Tug of love: a cinema pilgrimage with Tilda Swinton and Mark Cousins
Nick James helps his fellow movie crusaders drag a cinema across the Highlands.
During his great American journey of 1964 (famously described in Tom Wolfe’s The Electric Kool-aid Acid Test) writer Ken Kesey told the ‘Merry Pranksters’ who kept wandering off at stops, “You’re either on the bus or off the bus.” For ‘fellow travellers’ of Tilda Swinton and Mark Cousins’ A Pilgrimage – a mobile cinema tour that zigzagged through the highlands — the message was equally blunt: if you’re on the bus, you’re pulling the cinema.
The movie house in question is the Screen Machine, a trailer truck that unpacks to an 80-seater cinema roughly three times as large. Advance details were vague as to what ‘pulling a cinema’ might mean, but anyone who had attended last year’s Ballerina Ballroom of Dreams (see S&S October 2008, page 11) could feel confident that the guiding forces would be an imaginative flair disguising quite careful planning. For motivation we could read Cousins’ candid call to rope: “Why pull a 37-ton cinema across a nation? Because the nation [Scotland], and movies, are beautiful, and we want to express our love for them.” A fragile ideal, then: to marry real exertion and real landscape to a transcendent cinema.
The Pilgrimage core group greeted us at Bridge of Orchy train station, yelping and wildly waving placards that read ‘Norman Maclaren’, ‘Preston Sturges’, ‘Lillian Gish’. It was raining as we were led down to the reassuring sight (for a Londoner like myself) of a shiny Routemaster bus. Then the first hitch was explained: the minibus meant to carry the luggage had broken down. Fortunately a camper van owner offered to take the bigger bags of 40-50 people.

Provided material

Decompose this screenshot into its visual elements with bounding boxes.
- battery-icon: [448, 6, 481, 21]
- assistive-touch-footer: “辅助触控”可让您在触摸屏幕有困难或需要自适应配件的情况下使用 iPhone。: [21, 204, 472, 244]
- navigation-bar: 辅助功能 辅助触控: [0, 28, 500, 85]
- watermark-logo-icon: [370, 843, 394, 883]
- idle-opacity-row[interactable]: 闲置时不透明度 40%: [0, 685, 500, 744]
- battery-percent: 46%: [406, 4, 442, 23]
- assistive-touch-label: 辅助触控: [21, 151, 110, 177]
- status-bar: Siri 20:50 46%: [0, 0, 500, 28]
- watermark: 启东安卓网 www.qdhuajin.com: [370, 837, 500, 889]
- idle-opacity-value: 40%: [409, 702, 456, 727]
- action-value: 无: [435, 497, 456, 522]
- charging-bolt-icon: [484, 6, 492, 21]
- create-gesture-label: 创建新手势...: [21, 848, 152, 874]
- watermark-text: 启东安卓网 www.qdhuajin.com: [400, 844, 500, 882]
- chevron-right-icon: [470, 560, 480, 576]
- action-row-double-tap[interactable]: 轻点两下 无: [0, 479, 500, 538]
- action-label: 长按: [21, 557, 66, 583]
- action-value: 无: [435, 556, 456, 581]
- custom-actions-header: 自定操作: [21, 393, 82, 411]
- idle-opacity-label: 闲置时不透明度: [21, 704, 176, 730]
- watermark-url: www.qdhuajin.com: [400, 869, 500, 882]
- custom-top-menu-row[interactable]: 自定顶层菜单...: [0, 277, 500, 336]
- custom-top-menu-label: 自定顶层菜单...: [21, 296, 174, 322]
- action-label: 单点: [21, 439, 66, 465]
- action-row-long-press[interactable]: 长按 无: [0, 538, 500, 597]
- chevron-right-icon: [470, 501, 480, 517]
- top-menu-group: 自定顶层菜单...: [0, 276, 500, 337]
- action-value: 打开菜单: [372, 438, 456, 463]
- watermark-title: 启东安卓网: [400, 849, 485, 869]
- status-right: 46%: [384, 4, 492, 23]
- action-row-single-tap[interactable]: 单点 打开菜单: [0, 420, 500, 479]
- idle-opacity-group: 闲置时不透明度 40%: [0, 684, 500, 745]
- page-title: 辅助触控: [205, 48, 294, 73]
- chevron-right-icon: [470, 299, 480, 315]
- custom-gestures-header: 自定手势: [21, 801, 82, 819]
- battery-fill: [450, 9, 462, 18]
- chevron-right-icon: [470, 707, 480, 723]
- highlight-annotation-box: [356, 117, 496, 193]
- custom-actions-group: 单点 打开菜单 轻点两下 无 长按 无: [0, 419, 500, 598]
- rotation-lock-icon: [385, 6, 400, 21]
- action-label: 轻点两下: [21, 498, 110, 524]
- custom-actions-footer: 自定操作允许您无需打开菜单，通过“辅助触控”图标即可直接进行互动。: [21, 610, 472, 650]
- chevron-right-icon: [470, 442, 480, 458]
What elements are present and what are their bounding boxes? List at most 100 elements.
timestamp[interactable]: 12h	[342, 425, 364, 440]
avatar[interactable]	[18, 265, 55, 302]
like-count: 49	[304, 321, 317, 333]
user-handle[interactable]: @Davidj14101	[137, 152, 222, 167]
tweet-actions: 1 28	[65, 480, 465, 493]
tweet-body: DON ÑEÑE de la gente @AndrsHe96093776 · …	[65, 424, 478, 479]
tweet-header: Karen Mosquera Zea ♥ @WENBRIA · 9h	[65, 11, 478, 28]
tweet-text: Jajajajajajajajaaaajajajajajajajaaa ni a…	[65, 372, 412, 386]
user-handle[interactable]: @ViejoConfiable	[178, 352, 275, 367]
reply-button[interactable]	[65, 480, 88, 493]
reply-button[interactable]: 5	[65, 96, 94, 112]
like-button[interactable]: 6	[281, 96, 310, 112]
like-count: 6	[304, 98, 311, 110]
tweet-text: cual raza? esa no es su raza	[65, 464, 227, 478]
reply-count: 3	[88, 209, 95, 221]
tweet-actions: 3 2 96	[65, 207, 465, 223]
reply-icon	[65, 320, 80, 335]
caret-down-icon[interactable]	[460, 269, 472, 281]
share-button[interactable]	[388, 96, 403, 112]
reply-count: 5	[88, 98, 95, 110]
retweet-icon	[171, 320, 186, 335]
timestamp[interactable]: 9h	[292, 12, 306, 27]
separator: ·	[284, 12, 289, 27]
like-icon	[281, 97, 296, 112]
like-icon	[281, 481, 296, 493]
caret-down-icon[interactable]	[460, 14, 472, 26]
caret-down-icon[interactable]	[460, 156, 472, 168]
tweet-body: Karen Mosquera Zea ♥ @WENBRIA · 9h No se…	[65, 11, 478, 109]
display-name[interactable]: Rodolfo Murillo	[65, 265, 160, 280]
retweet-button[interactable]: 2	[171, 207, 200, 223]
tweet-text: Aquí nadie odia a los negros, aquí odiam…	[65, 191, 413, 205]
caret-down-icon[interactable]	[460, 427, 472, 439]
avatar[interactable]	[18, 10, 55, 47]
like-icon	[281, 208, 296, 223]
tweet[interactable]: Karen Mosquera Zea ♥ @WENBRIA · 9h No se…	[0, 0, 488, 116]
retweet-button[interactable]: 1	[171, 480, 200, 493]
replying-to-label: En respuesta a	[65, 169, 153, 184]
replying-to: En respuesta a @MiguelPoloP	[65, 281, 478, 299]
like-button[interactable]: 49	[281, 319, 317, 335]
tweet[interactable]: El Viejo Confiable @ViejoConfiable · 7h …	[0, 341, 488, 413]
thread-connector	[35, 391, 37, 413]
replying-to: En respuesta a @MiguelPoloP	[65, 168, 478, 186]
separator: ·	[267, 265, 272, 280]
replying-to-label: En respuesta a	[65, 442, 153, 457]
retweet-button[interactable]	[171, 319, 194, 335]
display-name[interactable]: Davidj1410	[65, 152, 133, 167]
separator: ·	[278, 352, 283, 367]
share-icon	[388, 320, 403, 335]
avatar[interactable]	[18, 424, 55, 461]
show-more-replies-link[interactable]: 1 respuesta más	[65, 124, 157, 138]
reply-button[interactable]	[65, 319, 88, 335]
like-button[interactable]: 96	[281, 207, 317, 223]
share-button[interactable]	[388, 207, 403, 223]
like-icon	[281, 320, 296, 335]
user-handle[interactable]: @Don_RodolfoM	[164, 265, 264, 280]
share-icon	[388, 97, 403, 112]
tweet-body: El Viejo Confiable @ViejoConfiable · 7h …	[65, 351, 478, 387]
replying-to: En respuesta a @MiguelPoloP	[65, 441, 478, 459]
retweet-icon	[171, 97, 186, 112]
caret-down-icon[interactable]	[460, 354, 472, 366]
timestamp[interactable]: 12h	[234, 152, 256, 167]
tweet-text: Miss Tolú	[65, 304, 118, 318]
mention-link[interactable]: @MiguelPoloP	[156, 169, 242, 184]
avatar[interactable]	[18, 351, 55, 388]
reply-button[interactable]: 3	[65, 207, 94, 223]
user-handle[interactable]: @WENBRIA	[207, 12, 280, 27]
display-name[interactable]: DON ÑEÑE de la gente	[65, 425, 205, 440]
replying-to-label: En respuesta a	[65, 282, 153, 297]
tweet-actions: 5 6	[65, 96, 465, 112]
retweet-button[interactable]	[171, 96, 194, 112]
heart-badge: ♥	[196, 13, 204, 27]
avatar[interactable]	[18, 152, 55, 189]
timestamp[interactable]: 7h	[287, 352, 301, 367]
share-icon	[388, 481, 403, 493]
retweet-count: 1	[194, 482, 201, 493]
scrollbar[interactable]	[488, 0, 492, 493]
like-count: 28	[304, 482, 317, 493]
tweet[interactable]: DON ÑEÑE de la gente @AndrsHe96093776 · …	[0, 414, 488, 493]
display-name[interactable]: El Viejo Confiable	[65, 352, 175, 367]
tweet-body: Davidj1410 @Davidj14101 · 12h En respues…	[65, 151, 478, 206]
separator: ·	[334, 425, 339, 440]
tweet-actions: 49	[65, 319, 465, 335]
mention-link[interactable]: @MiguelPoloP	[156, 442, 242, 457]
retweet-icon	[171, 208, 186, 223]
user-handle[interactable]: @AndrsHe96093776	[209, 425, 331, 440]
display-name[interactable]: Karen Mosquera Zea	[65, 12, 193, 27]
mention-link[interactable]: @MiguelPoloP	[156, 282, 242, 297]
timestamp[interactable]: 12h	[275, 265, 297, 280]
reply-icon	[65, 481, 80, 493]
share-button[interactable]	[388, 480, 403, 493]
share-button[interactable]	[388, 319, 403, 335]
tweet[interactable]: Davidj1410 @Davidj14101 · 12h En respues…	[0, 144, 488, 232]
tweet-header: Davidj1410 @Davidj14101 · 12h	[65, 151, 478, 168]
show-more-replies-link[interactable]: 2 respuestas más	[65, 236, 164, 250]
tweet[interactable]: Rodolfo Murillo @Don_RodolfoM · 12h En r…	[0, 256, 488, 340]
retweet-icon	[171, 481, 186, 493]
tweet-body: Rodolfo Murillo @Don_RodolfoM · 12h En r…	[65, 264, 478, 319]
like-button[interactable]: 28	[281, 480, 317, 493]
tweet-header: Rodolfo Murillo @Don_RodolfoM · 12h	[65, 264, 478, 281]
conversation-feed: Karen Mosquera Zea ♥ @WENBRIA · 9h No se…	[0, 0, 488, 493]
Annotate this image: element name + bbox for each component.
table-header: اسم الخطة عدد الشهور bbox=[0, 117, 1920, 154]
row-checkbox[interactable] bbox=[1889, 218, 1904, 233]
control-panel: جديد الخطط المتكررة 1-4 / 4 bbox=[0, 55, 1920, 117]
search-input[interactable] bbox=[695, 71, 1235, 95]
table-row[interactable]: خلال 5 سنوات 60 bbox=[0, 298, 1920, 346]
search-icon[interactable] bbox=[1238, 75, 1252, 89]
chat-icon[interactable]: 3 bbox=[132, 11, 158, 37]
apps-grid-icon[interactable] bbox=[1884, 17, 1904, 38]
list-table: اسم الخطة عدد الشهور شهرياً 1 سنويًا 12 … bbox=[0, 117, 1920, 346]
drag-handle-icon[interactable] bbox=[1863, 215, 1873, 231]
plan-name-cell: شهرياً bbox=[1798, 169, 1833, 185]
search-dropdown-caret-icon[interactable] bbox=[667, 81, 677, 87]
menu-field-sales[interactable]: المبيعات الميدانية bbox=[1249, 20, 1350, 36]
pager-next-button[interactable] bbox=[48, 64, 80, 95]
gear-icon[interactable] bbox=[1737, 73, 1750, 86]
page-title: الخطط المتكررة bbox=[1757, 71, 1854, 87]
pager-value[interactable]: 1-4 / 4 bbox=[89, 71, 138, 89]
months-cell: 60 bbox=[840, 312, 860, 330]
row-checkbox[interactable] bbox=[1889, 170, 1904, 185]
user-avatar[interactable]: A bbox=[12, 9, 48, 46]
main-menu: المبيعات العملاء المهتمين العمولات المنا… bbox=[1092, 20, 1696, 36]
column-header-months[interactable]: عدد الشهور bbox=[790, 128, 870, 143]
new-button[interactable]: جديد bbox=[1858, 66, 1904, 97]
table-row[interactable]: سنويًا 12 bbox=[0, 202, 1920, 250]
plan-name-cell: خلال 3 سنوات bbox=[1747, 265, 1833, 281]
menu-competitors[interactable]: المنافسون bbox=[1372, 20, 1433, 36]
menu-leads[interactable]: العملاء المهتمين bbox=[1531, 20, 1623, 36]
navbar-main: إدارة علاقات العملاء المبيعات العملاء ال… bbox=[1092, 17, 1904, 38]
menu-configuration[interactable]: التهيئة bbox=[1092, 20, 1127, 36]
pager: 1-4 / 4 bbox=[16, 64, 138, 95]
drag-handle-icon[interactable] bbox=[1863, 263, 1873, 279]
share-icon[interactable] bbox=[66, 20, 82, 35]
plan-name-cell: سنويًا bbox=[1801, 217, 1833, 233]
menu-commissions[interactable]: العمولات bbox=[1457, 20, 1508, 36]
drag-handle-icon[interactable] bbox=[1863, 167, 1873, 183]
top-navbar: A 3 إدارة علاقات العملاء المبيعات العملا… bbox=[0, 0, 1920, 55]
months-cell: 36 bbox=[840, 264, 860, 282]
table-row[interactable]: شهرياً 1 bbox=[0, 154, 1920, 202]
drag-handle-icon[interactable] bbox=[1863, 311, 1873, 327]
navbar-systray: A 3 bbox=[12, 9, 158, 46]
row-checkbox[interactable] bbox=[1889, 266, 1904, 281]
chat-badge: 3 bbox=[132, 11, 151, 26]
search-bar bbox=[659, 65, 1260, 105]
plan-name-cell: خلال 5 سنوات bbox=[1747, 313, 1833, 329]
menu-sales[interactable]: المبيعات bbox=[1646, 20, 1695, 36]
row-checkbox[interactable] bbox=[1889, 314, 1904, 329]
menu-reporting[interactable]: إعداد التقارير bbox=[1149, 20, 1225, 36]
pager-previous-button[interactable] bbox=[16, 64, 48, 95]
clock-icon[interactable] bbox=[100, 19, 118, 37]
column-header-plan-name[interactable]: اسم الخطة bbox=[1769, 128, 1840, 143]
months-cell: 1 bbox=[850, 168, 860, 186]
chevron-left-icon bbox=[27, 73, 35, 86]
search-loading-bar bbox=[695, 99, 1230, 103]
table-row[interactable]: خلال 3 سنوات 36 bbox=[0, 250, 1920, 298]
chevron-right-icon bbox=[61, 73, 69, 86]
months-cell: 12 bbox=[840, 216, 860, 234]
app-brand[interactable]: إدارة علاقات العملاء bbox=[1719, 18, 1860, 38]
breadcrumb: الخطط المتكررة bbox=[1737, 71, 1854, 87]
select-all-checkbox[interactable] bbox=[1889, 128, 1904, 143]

What is required
In the cinema pilgrimage article, what vehicle had broken down, causing the first hitch? You won't need the records for this.

Written answer
The minibus meant to carry the luggage had broken down.